## SUPPLIED RECORDS
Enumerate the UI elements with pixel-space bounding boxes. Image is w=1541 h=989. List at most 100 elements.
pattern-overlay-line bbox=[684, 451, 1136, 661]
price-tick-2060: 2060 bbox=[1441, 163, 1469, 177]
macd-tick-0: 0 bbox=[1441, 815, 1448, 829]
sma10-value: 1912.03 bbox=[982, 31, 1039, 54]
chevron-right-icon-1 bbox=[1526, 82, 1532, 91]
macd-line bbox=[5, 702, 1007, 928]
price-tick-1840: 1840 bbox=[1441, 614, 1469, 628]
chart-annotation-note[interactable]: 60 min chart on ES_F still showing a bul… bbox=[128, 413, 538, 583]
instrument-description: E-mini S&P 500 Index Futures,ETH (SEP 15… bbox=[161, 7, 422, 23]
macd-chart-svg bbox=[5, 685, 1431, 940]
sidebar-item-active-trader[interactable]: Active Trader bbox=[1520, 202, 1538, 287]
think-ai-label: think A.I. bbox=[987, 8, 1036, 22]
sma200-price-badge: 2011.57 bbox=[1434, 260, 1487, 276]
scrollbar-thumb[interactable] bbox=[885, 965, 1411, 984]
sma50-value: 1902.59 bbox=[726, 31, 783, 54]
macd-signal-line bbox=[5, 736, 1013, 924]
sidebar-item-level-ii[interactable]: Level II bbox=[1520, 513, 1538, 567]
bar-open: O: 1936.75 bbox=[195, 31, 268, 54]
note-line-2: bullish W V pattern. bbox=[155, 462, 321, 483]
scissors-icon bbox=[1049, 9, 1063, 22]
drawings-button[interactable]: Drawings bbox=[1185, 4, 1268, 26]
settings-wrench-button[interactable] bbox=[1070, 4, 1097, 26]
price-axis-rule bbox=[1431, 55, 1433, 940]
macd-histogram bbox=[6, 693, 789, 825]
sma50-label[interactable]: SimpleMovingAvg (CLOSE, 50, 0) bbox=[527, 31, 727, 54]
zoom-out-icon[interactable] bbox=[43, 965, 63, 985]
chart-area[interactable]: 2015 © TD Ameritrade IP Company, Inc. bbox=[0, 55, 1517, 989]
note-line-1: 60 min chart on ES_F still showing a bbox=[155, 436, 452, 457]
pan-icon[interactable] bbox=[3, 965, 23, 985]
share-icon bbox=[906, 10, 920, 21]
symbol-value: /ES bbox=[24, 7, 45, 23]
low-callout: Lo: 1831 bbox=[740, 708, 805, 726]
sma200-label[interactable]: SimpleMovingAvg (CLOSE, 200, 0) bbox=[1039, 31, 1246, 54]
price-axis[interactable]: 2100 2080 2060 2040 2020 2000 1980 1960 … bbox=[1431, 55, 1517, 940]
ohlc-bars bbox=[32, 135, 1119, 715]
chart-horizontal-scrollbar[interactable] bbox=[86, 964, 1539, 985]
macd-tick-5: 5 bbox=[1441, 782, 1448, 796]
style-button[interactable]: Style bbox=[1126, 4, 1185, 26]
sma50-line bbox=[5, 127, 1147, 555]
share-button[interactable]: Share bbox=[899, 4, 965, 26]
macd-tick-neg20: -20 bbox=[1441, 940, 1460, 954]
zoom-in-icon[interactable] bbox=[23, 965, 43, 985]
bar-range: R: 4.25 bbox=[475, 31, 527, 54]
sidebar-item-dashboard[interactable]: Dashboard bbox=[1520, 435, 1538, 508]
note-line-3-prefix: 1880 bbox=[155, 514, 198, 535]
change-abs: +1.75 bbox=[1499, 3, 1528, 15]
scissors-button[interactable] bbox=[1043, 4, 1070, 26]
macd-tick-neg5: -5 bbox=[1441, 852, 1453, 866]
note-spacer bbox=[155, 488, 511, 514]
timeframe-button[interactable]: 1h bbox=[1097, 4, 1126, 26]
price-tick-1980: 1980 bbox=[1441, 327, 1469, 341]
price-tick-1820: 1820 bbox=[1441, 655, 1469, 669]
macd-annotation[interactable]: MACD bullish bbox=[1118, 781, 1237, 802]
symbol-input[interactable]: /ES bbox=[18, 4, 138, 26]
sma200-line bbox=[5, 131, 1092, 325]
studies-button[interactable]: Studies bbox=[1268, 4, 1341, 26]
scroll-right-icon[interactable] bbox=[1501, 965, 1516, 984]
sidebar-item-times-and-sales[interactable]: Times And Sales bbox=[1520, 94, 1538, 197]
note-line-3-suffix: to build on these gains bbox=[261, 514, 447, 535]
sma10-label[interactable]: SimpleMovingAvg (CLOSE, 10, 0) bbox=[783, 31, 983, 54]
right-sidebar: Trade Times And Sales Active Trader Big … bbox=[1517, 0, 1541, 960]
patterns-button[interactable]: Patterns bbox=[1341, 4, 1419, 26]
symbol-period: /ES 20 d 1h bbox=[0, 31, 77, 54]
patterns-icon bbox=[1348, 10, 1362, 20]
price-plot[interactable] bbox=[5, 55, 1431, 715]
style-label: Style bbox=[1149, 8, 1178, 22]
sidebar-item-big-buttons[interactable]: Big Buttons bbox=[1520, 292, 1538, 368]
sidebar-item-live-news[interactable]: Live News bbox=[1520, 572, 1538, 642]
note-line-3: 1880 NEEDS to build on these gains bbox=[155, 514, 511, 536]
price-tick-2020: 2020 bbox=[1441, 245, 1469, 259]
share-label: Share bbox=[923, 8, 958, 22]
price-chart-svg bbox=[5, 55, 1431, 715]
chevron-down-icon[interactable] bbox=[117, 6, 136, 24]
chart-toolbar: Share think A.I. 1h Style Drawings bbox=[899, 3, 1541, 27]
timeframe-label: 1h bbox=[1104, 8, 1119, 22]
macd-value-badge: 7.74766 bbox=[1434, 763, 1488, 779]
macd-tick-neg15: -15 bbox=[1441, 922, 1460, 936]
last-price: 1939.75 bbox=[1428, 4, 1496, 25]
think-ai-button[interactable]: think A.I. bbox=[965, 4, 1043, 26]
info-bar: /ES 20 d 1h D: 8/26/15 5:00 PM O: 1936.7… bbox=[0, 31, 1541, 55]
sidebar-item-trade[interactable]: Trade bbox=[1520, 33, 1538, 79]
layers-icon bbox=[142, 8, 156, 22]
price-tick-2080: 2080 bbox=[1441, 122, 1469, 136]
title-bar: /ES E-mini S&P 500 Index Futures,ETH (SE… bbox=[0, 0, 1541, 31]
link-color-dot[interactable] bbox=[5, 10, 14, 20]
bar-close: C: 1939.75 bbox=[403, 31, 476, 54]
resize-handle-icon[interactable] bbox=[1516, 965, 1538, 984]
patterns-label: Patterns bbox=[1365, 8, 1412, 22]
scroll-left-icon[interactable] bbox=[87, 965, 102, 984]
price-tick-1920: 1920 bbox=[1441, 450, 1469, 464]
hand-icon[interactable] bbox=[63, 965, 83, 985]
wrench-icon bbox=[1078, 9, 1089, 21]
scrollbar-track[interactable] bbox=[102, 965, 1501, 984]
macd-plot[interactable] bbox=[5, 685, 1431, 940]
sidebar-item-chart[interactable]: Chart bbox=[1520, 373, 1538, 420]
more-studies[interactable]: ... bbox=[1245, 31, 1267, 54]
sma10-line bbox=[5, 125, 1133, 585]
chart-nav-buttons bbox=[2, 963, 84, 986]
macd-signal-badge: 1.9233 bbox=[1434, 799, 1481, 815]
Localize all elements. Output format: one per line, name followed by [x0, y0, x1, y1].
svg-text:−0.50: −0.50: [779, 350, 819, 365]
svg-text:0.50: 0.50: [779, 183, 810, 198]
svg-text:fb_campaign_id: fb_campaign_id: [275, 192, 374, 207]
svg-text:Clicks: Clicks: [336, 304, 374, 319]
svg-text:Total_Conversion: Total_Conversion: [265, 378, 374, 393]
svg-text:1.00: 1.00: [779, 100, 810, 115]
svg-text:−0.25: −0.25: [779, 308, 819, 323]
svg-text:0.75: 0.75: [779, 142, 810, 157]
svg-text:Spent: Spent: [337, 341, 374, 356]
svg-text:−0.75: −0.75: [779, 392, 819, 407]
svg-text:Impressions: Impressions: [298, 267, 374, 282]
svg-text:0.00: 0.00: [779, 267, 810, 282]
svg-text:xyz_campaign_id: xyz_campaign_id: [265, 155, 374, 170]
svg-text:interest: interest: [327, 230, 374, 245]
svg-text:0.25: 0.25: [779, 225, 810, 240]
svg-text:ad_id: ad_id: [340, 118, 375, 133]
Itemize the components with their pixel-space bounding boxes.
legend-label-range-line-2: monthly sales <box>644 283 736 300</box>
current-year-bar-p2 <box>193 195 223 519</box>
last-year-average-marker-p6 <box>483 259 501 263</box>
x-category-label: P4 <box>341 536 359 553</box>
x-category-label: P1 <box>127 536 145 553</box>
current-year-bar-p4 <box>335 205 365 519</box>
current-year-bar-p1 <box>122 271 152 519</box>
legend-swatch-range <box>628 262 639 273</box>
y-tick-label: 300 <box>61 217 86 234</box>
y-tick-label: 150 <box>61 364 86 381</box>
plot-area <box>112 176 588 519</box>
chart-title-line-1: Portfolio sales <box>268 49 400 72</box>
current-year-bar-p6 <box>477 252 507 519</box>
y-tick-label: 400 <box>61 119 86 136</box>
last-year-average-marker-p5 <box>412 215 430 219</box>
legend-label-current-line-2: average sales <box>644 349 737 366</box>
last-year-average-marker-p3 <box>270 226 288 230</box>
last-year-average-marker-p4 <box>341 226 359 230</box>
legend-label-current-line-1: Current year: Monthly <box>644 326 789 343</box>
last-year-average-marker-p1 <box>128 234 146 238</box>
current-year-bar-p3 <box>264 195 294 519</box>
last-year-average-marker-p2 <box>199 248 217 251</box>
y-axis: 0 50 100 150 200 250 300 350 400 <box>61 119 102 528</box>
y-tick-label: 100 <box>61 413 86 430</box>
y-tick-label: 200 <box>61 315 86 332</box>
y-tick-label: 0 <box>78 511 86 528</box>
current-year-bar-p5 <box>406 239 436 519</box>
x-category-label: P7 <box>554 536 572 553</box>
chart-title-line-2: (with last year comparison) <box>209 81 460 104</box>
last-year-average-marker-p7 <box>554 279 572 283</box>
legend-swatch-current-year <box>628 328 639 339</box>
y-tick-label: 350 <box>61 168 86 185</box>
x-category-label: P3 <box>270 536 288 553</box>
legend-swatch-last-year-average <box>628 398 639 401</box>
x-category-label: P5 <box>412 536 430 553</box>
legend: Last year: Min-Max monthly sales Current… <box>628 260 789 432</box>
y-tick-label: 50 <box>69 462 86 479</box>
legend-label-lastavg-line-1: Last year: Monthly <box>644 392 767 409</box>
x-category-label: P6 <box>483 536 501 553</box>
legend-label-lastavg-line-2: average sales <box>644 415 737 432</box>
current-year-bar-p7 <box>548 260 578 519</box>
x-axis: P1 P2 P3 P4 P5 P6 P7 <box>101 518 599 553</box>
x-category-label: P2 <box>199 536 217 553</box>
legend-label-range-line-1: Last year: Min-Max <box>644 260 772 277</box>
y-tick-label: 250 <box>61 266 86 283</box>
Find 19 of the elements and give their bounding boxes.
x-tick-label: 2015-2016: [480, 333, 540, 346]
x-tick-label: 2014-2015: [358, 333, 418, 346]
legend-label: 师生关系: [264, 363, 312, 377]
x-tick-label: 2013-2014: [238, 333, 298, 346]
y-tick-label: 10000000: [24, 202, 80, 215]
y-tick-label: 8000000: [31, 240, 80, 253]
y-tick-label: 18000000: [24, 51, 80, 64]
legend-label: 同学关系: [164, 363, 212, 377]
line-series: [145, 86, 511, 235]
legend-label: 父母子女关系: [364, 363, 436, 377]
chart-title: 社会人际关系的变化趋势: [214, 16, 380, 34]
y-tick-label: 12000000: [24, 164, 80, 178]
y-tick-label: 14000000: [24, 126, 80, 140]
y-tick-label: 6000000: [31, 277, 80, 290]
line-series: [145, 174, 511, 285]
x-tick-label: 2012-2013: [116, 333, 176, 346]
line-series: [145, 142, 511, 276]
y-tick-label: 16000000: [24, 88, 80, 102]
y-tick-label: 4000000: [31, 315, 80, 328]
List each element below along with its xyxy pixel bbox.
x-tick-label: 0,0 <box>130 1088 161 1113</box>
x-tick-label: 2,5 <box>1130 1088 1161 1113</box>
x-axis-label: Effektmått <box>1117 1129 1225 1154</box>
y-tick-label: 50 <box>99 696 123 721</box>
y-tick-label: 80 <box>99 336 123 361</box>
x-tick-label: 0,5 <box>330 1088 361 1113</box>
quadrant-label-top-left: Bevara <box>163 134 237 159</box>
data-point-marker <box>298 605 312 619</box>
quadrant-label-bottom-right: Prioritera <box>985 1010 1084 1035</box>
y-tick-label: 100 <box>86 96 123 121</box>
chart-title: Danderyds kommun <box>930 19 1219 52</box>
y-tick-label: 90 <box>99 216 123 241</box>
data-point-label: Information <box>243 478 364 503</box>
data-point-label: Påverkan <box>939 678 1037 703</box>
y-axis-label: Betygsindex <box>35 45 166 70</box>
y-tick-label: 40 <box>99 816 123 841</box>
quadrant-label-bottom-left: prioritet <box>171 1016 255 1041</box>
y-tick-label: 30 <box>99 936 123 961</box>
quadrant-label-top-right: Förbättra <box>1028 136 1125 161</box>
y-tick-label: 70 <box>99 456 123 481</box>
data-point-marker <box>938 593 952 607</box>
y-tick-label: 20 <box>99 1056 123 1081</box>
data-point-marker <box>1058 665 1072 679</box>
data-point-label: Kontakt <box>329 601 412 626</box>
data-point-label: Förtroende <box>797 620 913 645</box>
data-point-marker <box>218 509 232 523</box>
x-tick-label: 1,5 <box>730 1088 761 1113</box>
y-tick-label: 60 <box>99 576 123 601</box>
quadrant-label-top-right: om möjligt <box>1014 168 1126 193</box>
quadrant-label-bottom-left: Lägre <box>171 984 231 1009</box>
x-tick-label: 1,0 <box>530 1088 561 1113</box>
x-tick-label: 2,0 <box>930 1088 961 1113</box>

## SHORT EXERCISE
Convert the material from its first line through the line containing "zoom-out-icon[interactable] bbox=[43, 965, 63, 985]", both included, into a JSON list of strings with one string per line and no blank lines.

## EXERCISE SOLUTION
[
  "Enumerate the UI elements with pixel-space bounding boxes. Image is w=1541 h=989. List at most 100 elements.",
  "pattern-overlay-line bbox=[684, 451, 1136, 661]",
  "price-tick-2060: 2060 bbox=[1441, 163, 1469, 177]",
  "macd-tick-0: 0 bbox=[1441, 815, 1448, 829]",
  "sma10-value: 1912.03 bbox=[982, 31, 1039, 54]",
  "chevron-right-icon-1 bbox=[1526, 82, 1532, 91]",
  "macd-line bbox=[5, 702, 1007, 928]",
  "price-tick-1840: 1840 bbox=[1441, 614, 1469, 628]",
  "chart-annotation-note[interactable]: 60 min chart on ES_F still showing a bul… bbox=[128, 413, 538, 583]",
  "instrument-description: E-mini S&P 500 Index Futures,ETH (SEP 15… bbox=[161, 7, 422, 23]",
  "macd-chart-svg bbox=[5, 685, 1431, 940]",
  "sidebar-item-active-trader[interactable]: Active Trader bbox=[1520, 202, 1538, 287]",
  "think-ai-label: think A.I. bbox=[987, 8, 1036, 22]",
  "sma200-price-badge: 2011.57 bbox=[1434, 260, 1487, 276]",
  "scrollbar-thumb[interactable] bbox=[885, 965, 1411, 984]",
  "sma50-value: 1902.59 bbox=[726, 31, 783, 54]",
  "macd-signal-line bbox=[5, 736, 1013, 924]",
  "sidebar-item-level-ii[interactable]: Level II bbox=[1520, 513, 1538, 567]",
  "bar-open: O: 1936.75 bbox=[195, 31, 268, 54]",
  "note-line-2: bullish W V pattern. bbox=[155, 462, 321, 483]",
  "scissors-icon bbox=[1049, 9, 1063, 22]",
  "drawings-button[interactable]: Drawings bbox=[1185, 4, 1268, 26]",
  "settings-wrench-button[interactable] bbox=[1070, 4, 1097, 26]",
  "price-axis-rule bbox=[1431, 55, 1433, 940]",
  "macd-histogram bbox=[6, 693, 789, 825]",
  "sma50-label[interactable]: SimpleMovingAvg (CLOSE, 50, 0) bbox=[527, 31, 727, 54]",
  "zoom-out-icon[interactable] bbox=[43, 965, 63, 985]"
]